### [CHALLENGE]
The records below must be output exactly, without pictures.

(Chart and figure data)

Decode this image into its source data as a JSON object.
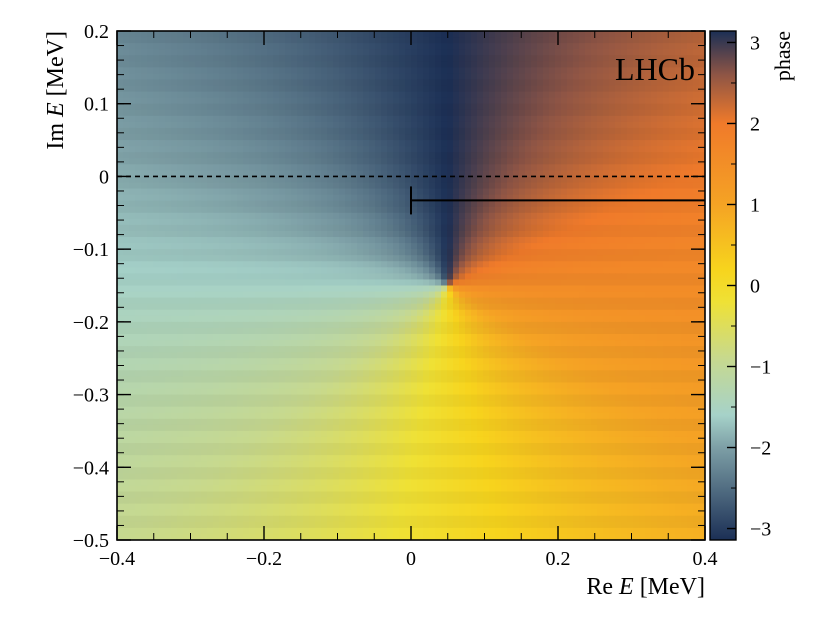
{
  "chart_data": {
    "type": "heatmap",
    "title": "",
    "xlabel": "Re E [MeV]",
    "xlabel_parts": {
      "pre": "Re ",
      "var": "E",
      "post": " [MeV]"
    },
    "ylabel": "Im E [MeV]",
    "ylabel_parts": {
      "pre": "Im ",
      "var": "E",
      "post": " [MeV]"
    },
    "xlim": [
      -0.4,
      0.4
    ],
    "ylim": [
      -0.5,
      0.2
    ],
    "xticks": [
      {
        "v": -0.4,
        "label": "−0.4"
      },
      {
        "v": -0.2,
        "label": "−0.2"
      },
      {
        "v": 0.0,
        "label": "0"
      },
      {
        "v": 0.2,
        "label": "0.2"
      },
      {
        "v": 0.4,
        "label": "0.4"
      }
    ],
    "yticks": [
      {
        "v": 0.2,
        "label": "0.2"
      },
      {
        "v": 0.1,
        "label": "0.1"
      },
      {
        "v": 0.0,
        "label": "0"
      },
      {
        "v": -0.1,
        "label": "−0.1"
      },
      {
        "v": -0.2,
        "label": "−0.2"
      },
      {
        "v": -0.3,
        "label": "−0.3"
      },
      {
        "v": -0.4,
        "label": "−0.4"
      },
      {
        "v": -0.5,
        "label": "−0.5"
      }
    ],
    "z_label": "phase",
    "zlim": [
      -3.1416,
      3.1416
    ],
    "zticks": [
      {
        "v": 3,
        "label": "3"
      },
      {
        "v": 2,
        "label": "2"
      },
      {
        "v": 1,
        "label": "1"
      },
      {
        "v": 0,
        "label": "0"
      },
      {
        "v": -1,
        "label": "−1"
      },
      {
        "v": -2,
        "label": "−2"
      },
      {
        "v": -3,
        "label": "−3"
      }
    ],
    "pole": {
      "re": 0.05,
      "im": -0.15
    },
    "phase_convention": "phase = atan2(Re E − Re pole, −(Im E − Im pole)); branch cut along +Im direction from pole",
    "dashed_line": {
      "im": 0.0
    },
    "threshold_marker": {
      "re": 0.0,
      "im": -0.033
    },
    "branch_cut_line": {
      "re_from": 0.0,
      "re_to": 0.4,
      "im": -0.033
    },
    "colormap": {
      "stops": [
        {
          "z": -3.1416,
          "color": "#1b2f55"
        },
        {
          "z": -2.0,
          "color": "#7d9fa6"
        },
        {
          "z": -1.6,
          "color": "#a6d2c9"
        },
        {
          "z": -0.9,
          "color": "#c7d98e"
        },
        {
          "z": -0.2,
          "color": "#efe135"
        },
        {
          "z": 0.2,
          "color": "#f7d41d"
        },
        {
          "z": 1.0,
          "color": "#f5a324"
        },
        {
          "z": 2.0,
          "color": "#f07a2a"
        },
        {
          "z": 2.6,
          "color": "#8f5545"
        },
        {
          "z": 3.1416,
          "color": "#1b2f55"
        }
      ]
    },
    "watermark": "LHCb",
    "grid": false,
    "legend": "none"
  }
}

### [WORKED SOLUTION]
Decode this image into its source data as a JSON object.
{
  "chart_data": {
    "type": "heatmap",
    "title": "",
    "xlabel": "Re E [MeV]",
    "xlabel_parts": {
      "pre": "Re ",
      "var": "E",
      "post": " [MeV]"
    },
    "ylabel": "Im E [MeV]",
    "ylabel_parts": {
      "pre": "Im ",
      "var": "E",
      "post": " [MeV]"
    },
    "xlim": [
      -0.4,
      0.4
    ],
    "ylim": [
      -0.5,
      0.2
    ],
    "xticks": [
      {
        "v": -0.4,
        "label": "−0.4"
      },
      {
        "v": -0.2,
        "label": "−0.2"
      },
      {
        "v": 0.0,
        "label": "0"
      },
      {
        "v": 0.2,
        "label": "0.2"
      },
      {
        "v": 0.4,
        "label": "0.4"
      }
    ],
    "yticks": [
      {
        "v": 0.2,
        "label": "0.2"
      },
      {
        "v": 0.1,
        "label": "0.1"
      },
      {
        "v": 0.0,
        "label": "0"
      },
      {
        "v": -0.1,
        "label": "−0.1"
      },
      {
        "v": -0.2,
        "label": "−0.2"
      },
      {
        "v": -0.3,
        "label": "−0.3"
      },
      {
        "v": -0.4,
        "label": "−0.4"
      },
      {
        "v": -0.5,
        "label": "−0.5"
      }
    ],
    "z_label": "phase",
    "zlim": [
      -3.1416,
      3.1416
    ],
    "zticks": [
      {
        "v": 3,
        "label": "3"
      },
      {
        "v": 2,
        "label": "2"
      },
      {
        "v": 1,
        "label": "1"
      },
      {
        "v": 0,
        "label": "0"
      },
      {
        "v": -1,
        "label": "−1"
      },
      {
        "v": -2,
        "label": "−2"
      },
      {
        "v": -3,
        "label": "−3"
      }
    ],
    "pole": {
      "re": 0.05,
      "im": -0.15
    },
    "phase_convention": "phase = atan2(Re E − Re pole, −(Im E − Im pole)); branch cut along +Im direction from pole",
    "dashed_line": {
      "im": 0.0
    },
    "threshold_marker": {
      "re": 0.0,
      "im": -0.033
    },
    "branch_cut_line": {
      "re_from": 0.0,
      "re_to": 0.4,
      "im": -0.033
    },
    "colormap": {
      "stops": [
        {
          "z": -3.1416,
          "color": "#1b2f55"
        },
        {
          "z": -2.0,
          "color": "#7d9fa6"
        },
        {
          "z": -1.6,
          "color": "#a6d2c9"
        },
        {
          "z": -0.9,
          "color": "#c7d98e"
        },
        {
          "z": -0.2,
          "color": "#efe135"
        },
        {
          "z": 0.2,
          "color": "#f7d41d"
        },
        {
          "z": 1.0,
          "color": "#f5a324"
        },
        {
          "z": 2.0,
          "color": "#f07a2a"
        },
        {
          "z": 2.6,
          "color": "#8f5545"
        },
        {
          "z": 3.1416,
          "color": "#1b2f55"
        }
      ]
    },
    "watermark": "LHCb",
    "grid": false,
    "legend": "none"
  }
}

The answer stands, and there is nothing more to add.